What the task requires
Transcribe the entries below exactly.

•••

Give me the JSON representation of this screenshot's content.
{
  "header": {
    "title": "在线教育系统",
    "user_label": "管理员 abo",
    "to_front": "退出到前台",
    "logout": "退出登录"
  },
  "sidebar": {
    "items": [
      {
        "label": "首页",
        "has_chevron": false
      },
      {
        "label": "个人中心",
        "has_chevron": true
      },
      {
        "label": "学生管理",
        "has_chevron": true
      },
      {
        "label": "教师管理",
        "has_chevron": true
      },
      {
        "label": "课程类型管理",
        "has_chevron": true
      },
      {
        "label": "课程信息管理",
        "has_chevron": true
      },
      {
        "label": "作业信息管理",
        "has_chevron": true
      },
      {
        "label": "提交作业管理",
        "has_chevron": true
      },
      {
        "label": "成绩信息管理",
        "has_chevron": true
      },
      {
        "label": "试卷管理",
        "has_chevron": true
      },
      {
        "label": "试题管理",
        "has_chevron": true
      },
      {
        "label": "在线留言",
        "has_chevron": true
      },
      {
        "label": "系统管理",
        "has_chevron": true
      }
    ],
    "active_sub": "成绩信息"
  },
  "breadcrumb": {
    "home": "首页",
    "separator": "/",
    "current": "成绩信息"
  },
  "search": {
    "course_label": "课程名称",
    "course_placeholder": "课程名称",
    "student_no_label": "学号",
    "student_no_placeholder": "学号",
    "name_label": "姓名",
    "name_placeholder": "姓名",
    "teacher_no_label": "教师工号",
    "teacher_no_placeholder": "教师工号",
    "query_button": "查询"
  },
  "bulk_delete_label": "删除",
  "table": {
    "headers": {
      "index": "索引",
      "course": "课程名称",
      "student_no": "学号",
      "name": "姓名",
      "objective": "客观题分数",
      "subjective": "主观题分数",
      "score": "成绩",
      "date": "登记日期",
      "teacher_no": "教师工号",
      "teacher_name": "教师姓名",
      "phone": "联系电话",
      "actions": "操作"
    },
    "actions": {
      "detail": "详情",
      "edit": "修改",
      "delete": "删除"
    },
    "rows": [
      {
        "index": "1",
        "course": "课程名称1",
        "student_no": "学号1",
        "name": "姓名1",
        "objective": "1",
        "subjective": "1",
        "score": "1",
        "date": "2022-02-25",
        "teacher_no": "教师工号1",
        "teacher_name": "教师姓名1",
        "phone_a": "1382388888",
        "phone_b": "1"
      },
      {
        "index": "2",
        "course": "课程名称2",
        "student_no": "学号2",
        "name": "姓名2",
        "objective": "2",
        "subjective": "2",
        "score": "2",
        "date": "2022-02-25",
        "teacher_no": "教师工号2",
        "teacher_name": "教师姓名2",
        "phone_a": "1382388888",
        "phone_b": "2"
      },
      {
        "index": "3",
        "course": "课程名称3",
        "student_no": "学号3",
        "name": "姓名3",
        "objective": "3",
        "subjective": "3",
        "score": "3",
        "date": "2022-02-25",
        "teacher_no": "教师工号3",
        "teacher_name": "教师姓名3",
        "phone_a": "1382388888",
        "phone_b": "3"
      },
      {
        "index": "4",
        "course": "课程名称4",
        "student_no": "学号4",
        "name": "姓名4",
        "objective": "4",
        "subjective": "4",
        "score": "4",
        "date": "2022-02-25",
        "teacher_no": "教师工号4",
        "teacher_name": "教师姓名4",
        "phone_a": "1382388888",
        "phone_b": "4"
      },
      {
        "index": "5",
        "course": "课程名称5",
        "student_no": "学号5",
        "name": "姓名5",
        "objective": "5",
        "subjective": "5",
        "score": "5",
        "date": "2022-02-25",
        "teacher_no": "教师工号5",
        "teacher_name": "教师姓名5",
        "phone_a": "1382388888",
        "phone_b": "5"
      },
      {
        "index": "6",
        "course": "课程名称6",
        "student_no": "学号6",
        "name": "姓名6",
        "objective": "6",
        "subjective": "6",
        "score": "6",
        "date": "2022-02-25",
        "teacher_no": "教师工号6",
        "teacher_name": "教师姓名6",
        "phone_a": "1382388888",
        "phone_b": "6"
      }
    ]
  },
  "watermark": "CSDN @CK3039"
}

•••

Correct answer
Give me the JSON representation of this screenshot's content.
{
  "header": {
    "title": "在线教育系统",
    "user_label": "管理员 abo",
    "to_front": "退出到前台",
    "logout": "退出登录"
  },
  "sidebar": {
    "items": [
      {
        "label": "首页",
        "has_chevron": false
      },
      {
        "label": "个人中心",
        "has_chevron": true
      },
      {
        "label": "学生管理",
        "has_chevron": true
      },
      {
        "label": "教师管理",
        "has_chevron": true
      },
      {
        "label": "课程类型管理",
        "has_chevron": true
      },
      {
        "label": "课程信息管理",
        "has_chevron": true
      },
      {
        "label": "作业信息管理",
        "has_chevron": true
      },
      {
        "label": "提交作业管理",
        "has_chevron": true
      },
      {
        "label": "成绩信息管理",
        "has_chevron": true
      },
      {
        "label": "试卷管理",
        "has_chevron": true
      },
      {
        "label": "试题管理",
        "has_chevron": true
      },
      {
        "label": "在线留言",
        "has_chevron": true
      },
      {
        "label": "系统管理",
        "has_chevron": true
      }
    ],
    "active_sub": "成绩信息"
  },
  "breadcrumb": {
    "home": "首页",
    "separator": "/",
    "current": "成绩信息"
  },
  "search": {
    "course_label": "课程名称",
    "course_placeholder": "课程名称",
    "student_no_label": "学号",
    "student_no_placeholder": "学号",
    "name_label": "姓名",
    "name_placeholder": "姓名",
    "teacher_no_label": "教师工号",
    "teacher_no_placeholder": "教师工号",
    "query_button": "查询"
  },
  "bulk_delete_label": "删除",
  "table": {
    "headers": {
      "index": "索引",
      "course": "课程名称",
      "student_no": "学号",
      "name": "姓名",
      "objective": "客观题分数",
      "subjective": "主观题分数",
      "score": "成绩",
      "date": "登记日期",
      "teacher_no": "教师工号",
      "teacher_name": "教师姓名",
      "phone": "联系电话",
      "actions": "操作"
    },
    "actions": {
      "detail": "详情",
      "edit": "修改",
      "delete": "删除"
    },
    "rows": [
      {
        "index": "1",
        "course": "课程名称1",
        "student_no": "学号1",
        "name": "姓名1",
        "objective": "1",
        "subjective": "1",
        "score": "1",
        "date": "2022-02-25",
        "teacher_no": "教师工号1",
        "teacher_name": "教师姓名1",
        "phone_a": "1382388888",
        "phone_b": "1"
      },
      {
        "index": "2",
        "course": "课程名称2",
        "student_no": "学号2",
        "name": "姓名2",
        "objective": "2",
        "subjective": "2",
        "score": "2",
        "date": "2022-02-25",
        "teacher_no": "教师工号2",
        "teacher_name": "教师姓名2",
        "phone_a": "1382388888",
        "phone_b": "2"
      },
      {
        "index": "3",
        "course": "课程名称3",
        "student_no": "学号3",
        "name": "姓名3",
        "objective": "3",
        "subjective": "3",
        "score": "3",
        "date": "2022-02-25",
        "teacher_no": "教师工号3",
        "teacher_name": "教师姓名3",
        "phone_a": "1382388888",
        "phone_b": "3"
      },
      {
        "index": "4",
        "course": "课程名称4",
        "student_no": "学号4",
        "name": "姓名4",
        "objective": "4",
        "subjective": "4",
        "score": "4",
        "date": "2022-02-25",
        "teacher_no": "教师工号4",
        "teacher_name": "教师姓名4",
        "phone_a": "1382388888",
        "phone_b": "4"
      },
      {
        "index": "5",
        "course": "课程名称5",
        "student_no": "学号5",
        "name": "姓名5",
        "objective": "5",
        "subjective": "5",
        "score": "5",
        "date": "2022-02-25",
        "teacher_no": "教师工号5",
        "teacher_name": "教师姓名5",
        "phone_a": "1382388888",
        "phone_b": "5"
      },
      {
        "index": "6",
        "course": "课程名称6",
        "student_no": "学号6",
        "name": "姓名6",
        "objective": "6",
        "subjective": "6",
        "score": "6",
        "date": "2022-02-25",
        "teacher_no": "教师工号6",
        "teacher_name": "教师姓名6",
        "phone_a": "1382388888",
        "phone_b": "6"
      }
    ]
  },
  "watermark": "CSDN @CK3039"
}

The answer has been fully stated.